(Data entries)
+ + + + + + +

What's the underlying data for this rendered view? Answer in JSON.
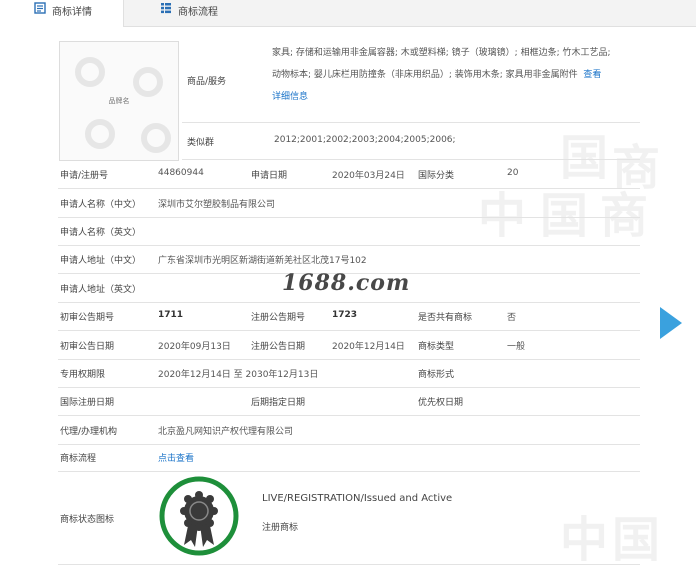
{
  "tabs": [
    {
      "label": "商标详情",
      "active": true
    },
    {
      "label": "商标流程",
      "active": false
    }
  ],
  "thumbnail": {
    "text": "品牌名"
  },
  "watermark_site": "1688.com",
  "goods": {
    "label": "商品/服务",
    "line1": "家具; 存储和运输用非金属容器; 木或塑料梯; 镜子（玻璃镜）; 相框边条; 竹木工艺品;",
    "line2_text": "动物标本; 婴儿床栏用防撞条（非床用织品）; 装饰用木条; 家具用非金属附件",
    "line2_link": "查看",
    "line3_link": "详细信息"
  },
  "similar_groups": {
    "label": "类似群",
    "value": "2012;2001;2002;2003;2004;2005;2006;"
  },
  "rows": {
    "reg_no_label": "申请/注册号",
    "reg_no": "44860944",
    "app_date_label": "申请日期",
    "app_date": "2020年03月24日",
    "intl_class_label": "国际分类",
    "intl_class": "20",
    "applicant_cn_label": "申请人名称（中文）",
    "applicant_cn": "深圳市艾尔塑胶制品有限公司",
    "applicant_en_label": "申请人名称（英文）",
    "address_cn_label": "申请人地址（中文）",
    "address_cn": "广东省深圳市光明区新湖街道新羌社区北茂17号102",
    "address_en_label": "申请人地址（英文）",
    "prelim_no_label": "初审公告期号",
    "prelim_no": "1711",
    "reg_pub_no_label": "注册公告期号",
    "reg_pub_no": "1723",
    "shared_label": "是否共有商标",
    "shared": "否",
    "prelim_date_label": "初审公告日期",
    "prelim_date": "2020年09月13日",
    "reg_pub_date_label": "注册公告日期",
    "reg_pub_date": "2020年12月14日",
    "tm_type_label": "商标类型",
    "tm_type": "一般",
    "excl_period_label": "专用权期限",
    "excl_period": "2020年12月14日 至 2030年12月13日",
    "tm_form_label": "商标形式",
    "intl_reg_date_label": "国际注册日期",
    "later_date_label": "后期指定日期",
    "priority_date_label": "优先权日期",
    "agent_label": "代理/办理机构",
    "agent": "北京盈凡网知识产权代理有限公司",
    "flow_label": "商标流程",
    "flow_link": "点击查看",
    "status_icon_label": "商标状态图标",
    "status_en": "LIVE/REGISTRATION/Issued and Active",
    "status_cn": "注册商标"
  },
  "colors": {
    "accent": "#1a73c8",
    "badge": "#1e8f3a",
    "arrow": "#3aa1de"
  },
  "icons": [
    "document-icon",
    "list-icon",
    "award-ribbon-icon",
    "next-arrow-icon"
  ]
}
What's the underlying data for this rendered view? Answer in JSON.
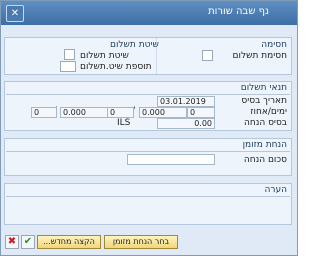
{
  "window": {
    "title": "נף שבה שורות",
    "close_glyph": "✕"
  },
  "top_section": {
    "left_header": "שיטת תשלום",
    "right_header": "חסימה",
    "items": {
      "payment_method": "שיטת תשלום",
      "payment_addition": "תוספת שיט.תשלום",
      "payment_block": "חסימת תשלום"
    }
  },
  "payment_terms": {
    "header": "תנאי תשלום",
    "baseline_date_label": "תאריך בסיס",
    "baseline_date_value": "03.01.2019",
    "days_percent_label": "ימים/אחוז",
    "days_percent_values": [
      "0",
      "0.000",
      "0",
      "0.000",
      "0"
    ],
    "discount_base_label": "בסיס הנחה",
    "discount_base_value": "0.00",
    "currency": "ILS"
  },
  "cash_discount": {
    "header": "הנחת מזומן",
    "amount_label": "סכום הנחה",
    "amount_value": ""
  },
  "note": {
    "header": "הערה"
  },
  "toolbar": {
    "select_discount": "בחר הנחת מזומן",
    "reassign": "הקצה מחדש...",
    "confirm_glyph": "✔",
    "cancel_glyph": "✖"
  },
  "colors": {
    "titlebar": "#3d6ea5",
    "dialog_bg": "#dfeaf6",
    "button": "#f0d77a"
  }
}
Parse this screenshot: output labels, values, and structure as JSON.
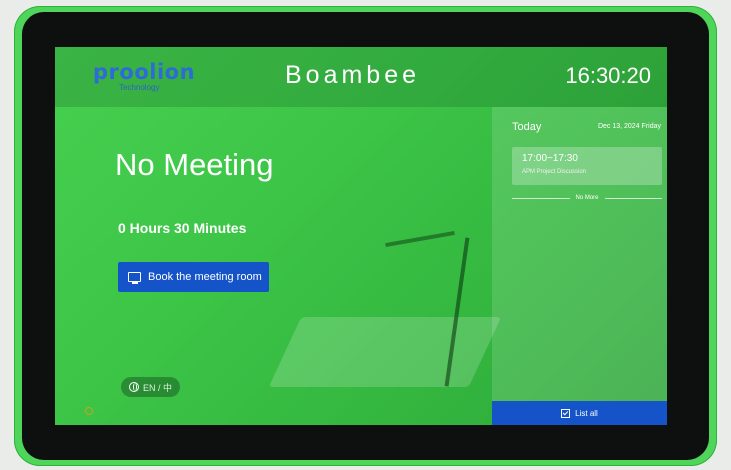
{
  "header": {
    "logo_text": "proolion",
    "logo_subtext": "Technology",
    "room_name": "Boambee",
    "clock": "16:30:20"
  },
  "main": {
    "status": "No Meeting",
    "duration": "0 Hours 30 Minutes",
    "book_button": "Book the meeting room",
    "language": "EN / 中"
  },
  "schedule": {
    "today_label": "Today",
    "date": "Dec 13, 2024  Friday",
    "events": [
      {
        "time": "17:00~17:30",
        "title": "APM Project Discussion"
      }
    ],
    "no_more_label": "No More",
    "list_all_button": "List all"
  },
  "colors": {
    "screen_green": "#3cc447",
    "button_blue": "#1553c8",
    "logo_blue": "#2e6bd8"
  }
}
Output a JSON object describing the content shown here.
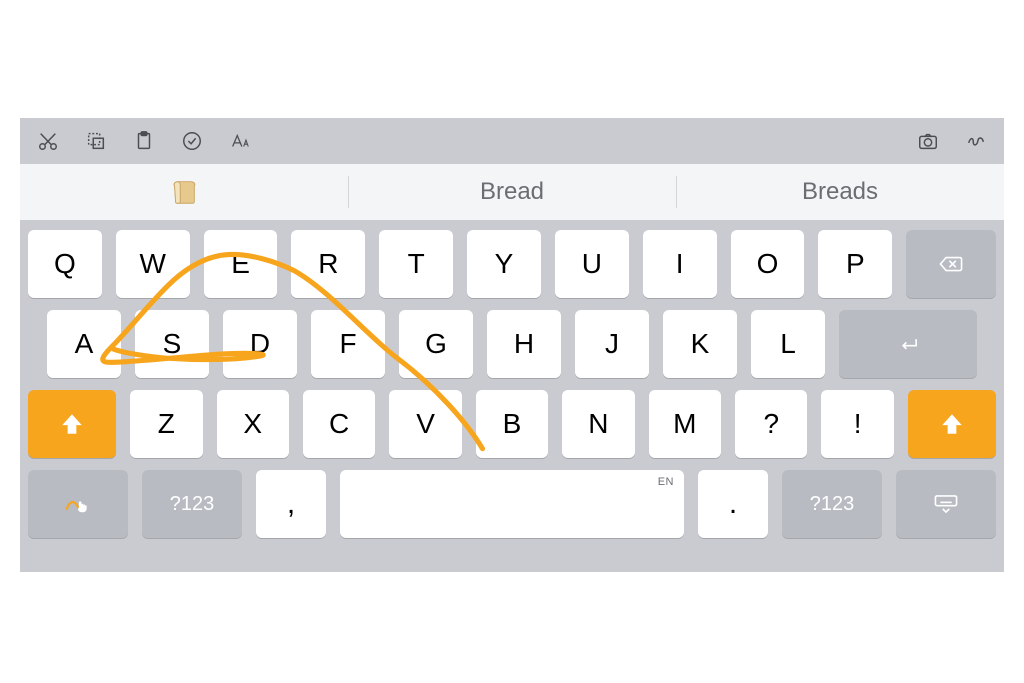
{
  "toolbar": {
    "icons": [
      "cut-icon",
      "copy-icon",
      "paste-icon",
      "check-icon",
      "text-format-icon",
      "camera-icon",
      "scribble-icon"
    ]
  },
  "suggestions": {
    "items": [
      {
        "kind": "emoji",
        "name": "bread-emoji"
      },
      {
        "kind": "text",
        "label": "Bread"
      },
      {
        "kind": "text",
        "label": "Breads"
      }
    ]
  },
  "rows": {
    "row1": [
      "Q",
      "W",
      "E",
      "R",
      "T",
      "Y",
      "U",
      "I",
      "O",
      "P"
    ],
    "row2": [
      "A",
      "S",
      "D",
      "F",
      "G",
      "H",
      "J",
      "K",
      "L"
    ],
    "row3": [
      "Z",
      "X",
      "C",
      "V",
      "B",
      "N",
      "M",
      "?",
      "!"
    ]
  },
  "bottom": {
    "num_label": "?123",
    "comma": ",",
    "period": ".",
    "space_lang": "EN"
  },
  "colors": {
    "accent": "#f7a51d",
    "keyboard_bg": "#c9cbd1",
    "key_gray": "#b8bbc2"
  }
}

+ + + + + + +

■ Do this
From the entries above, copy each line holding "申请人名称".

■ Expected answer
    "applicant_cn_label": "申请人名称（中文）",
    "applicant_en_label": "申请人名称（英文）",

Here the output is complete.